=== Items from a dataset ===
* BEGIN *

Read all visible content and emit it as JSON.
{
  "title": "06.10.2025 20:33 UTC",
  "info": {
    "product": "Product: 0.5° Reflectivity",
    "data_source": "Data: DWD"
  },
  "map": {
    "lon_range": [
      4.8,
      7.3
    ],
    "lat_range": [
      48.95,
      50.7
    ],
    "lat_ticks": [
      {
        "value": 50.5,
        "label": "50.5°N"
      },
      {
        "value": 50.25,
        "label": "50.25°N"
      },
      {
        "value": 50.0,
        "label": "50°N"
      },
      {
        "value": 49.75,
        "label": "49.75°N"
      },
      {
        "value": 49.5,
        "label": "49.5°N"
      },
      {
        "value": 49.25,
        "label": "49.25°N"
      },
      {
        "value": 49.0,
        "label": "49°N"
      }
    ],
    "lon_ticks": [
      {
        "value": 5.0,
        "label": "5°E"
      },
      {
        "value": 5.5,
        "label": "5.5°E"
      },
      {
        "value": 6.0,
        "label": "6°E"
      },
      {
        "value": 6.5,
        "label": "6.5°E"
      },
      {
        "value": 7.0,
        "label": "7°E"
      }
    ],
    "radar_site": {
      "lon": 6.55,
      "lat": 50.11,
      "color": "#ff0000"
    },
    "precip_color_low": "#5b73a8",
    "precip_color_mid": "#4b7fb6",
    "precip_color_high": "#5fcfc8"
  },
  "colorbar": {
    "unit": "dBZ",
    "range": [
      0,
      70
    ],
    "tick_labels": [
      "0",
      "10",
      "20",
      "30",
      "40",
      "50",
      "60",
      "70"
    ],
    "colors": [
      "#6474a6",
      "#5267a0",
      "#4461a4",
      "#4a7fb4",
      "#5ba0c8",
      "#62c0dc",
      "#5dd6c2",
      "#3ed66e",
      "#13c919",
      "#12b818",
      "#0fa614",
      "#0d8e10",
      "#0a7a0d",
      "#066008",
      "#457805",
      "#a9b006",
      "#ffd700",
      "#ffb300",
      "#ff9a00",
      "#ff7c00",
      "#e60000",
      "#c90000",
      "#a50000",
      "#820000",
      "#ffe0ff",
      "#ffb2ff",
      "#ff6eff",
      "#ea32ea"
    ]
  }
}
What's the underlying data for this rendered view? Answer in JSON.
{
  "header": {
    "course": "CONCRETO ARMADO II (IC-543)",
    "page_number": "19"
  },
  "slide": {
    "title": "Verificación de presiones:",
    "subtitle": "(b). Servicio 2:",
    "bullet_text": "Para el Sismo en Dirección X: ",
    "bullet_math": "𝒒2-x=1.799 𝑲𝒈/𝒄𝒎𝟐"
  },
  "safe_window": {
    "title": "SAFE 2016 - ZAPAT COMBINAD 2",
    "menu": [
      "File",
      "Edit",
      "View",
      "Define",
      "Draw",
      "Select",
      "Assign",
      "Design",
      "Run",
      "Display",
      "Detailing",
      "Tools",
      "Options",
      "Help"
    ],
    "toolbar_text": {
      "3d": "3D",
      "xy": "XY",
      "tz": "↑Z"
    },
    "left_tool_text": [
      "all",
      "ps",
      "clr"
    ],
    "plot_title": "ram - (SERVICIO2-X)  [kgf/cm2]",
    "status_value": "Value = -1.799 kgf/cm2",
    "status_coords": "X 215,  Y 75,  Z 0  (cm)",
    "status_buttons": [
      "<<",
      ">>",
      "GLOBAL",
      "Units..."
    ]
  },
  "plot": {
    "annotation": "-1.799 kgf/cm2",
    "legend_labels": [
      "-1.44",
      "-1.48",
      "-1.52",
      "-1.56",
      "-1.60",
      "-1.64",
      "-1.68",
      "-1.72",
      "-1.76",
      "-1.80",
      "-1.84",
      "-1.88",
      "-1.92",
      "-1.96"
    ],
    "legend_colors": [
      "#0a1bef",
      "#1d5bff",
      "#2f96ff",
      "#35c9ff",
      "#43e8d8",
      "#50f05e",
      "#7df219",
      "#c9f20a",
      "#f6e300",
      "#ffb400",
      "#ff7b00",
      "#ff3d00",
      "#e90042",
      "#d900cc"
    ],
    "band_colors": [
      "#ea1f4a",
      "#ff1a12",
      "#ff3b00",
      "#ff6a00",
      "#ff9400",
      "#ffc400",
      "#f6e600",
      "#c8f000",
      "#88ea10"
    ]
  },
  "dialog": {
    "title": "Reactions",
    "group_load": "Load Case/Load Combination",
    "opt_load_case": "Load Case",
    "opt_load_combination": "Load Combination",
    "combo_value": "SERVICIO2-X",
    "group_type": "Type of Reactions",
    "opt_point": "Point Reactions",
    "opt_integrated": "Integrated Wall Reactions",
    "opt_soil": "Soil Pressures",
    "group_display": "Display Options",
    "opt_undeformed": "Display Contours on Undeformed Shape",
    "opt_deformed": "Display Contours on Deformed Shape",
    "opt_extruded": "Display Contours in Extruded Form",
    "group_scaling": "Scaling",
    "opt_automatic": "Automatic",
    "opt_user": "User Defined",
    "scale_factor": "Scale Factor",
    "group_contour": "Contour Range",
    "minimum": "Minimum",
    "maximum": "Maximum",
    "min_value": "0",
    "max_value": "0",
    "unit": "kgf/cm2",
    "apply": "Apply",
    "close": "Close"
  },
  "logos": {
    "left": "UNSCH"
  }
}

* END *

=== YOUR TASK ===
Output every line above without altering anything.

=== COMPLETE OUTPUT ===
Read all visible content and emit it as JSON.
{
  "title": "06.10.2025 20:33 UTC",
  "info": {
    "product": "Product: 0.5° Reflectivity",
    "data_source": "Data: DWD"
  },
  "map": {
    "lon_range": [
      4.8,
      7.3
    ],
    "lat_range": [
      48.95,
      50.7
    ],
    "lat_ticks": [
      {
        "value": 50.5,
        "label": "50.5°N"
      },
      {
        "value": 50.25,
        "label": "50.25°N"
      },
      {
        "value": 50.0,
        "label": "50°N"
      },
      {
        "value": 49.75,
        "label": "49.75°N"
      },
      {
        "value": 49.5,
        "label": "49.5°N"
      },
      {
        "value": 49.25,
        "label": "49.25°N"
      },
      {
        "value": 49.0,
        "label": "49°N"
      }
    ],
    "lon_ticks": [
      {
        "value": 5.0,
        "label": "5°E"
      },
      {
        "value": 5.5,
        "label": "5.5°E"
      },
      {
        "value": 6.0,
        "label": "6°E"
      },
      {
        "value": 6.5,
        "label": "6.5°E"
      },
      {
        "value": 7.0,
        "label": "7°E"
      }
    ],
    "radar_site": {
      "lon": 6.55,
      "lat": 50.11,
      "color": "#ff0000"
    },
    "precip_color_low": "#5b73a8",
    "precip_color_mid": "#4b7fb6",
    "precip_color_high": "#5fcfc8"
  },
  "colorbar": {
    "unit": "dBZ",
    "range": [
      0,
      70
    ],
    "tick_labels": [
      "0",
      "10",
      "20",
      "30",
      "40",
      "50",
      "60",
      "70"
    ],
    "colors": [
      "#6474a6",
      "#5267a0",
      "#4461a4",
      "#4a7fb4",
      "#5ba0c8",
      "#62c0dc",
      "#5dd6c2",
      "#3ed66e",
      "#13c919",
      "#12b818",
      "#0fa614",
      "#0d8e10",
      "#0a7a0d",
      "#066008",
      "#457805",
      "#a9b006",
      "#ffd700",
      "#ffb300",
      "#ff9a00",
      "#ff7c00",
      "#e60000",
      "#c90000",
      "#a50000",
      "#820000",
      "#ffe0ff",
      "#ffb2ff",
      "#ff6eff",
      "#ea32ea"
    ]
  }
}
What's the underlying data for this rendered view? Answer in JSON.
{
  "header": {
    "course": "CONCRETO ARMADO II (IC-543)",
    "page_number": "19"
  },
  "slide": {
    "title": "Verificación de presiones:",
    "subtitle": "(b). Servicio 2:",
    "bullet_text": "Para el Sismo en Dirección X: ",
    "bullet_math": "𝒒2-x=1.799 𝑲𝒈/𝒄𝒎𝟐"
  },
  "safe_window": {
    "title": "SAFE 2016 - ZAPAT COMBINAD 2",
    "menu": [
      "File",
      "Edit",
      "View",
      "Define",
      "Draw",
      "Select",
      "Assign",
      "Design",
      "Run",
      "Display",
      "Detailing",
      "Tools",
      "Options",
      "Help"
    ],
    "toolbar_text": {
      "3d": "3D",
      "xy": "XY",
      "tz": "↑Z"
    },
    "left_tool_text": [
      "all",
      "ps",
      "clr"
    ],
    "plot_title": "ram - (SERVICIO2-X)  [kgf/cm2]",
    "status_value": "Value = -1.799 kgf/cm2",
    "status_coords": "X 215,  Y 75,  Z 0  (cm)",
    "status_buttons": [
      "<<",
      ">>",
      "GLOBAL",
      "Units..."
    ]
  },
  "plot": {
    "annotation": "-1.799 kgf/cm2",
    "legend_labels": [
      "-1.44",
      "-1.48",
      "-1.52",
      "-1.56",
      "-1.60",
      "-1.64",
      "-1.68",
      "-1.72",
      "-1.76",
      "-1.80",
      "-1.84",
      "-1.88",
      "-1.92",
      "-1.96"
    ],
    "legend_colors": [
      "#0a1bef",
      "#1d5bff",
      "#2f96ff",
      "#35c9ff",
      "#43e8d8",
      "#50f05e",
      "#7df219",
      "#c9f20a",
      "#f6e300",
      "#ffb400",
      "#ff7b00",
      "#ff3d00",
      "#e90042",
      "#d900cc"
    ],
    "band_colors": [
      "#ea1f4a",
      "#ff1a12",
      "#ff3b00",
      "#ff6a00",
      "#ff9400",
      "#ffc400",
      "#f6e600",
      "#c8f000",
      "#88ea10"
    ]
  },
  "dialog": {
    "title": "Reactions",
    "group_load": "Load Case/Load Combination",
    "opt_load_case": "Load Case",
    "opt_load_combination": "Load Combination",
    "combo_value": "SERVICIO2-X",
    "group_type": "Type of Reactions",
    "opt_point": "Point Reactions",
    "opt_integrated": "Integrated Wall Reactions",
    "opt_soil": "Soil Pressures",
    "group_display": "Display Options",
    "opt_undeformed": "Display Contours on Undeformed Shape",
    "opt_deformed": "Display Contours on Deformed Shape",
    "opt_extruded": "Display Contours in Extruded Form",
    "group_scaling": "Scaling",
    "opt_automatic": "Automatic",
    "opt_user": "User Defined",
    "scale_factor": "Scale Factor",
    "group_contour": "Contour Range",
    "minimum": "Minimum",
    "maximum": "Maximum",
    "min_value": "0",
    "max_value": "0",
    "unit": "kgf/cm2",
    "apply": "Apply",
    "close": "Close"
  },
  "logos": {
    "left": "UNSCH"
  }
}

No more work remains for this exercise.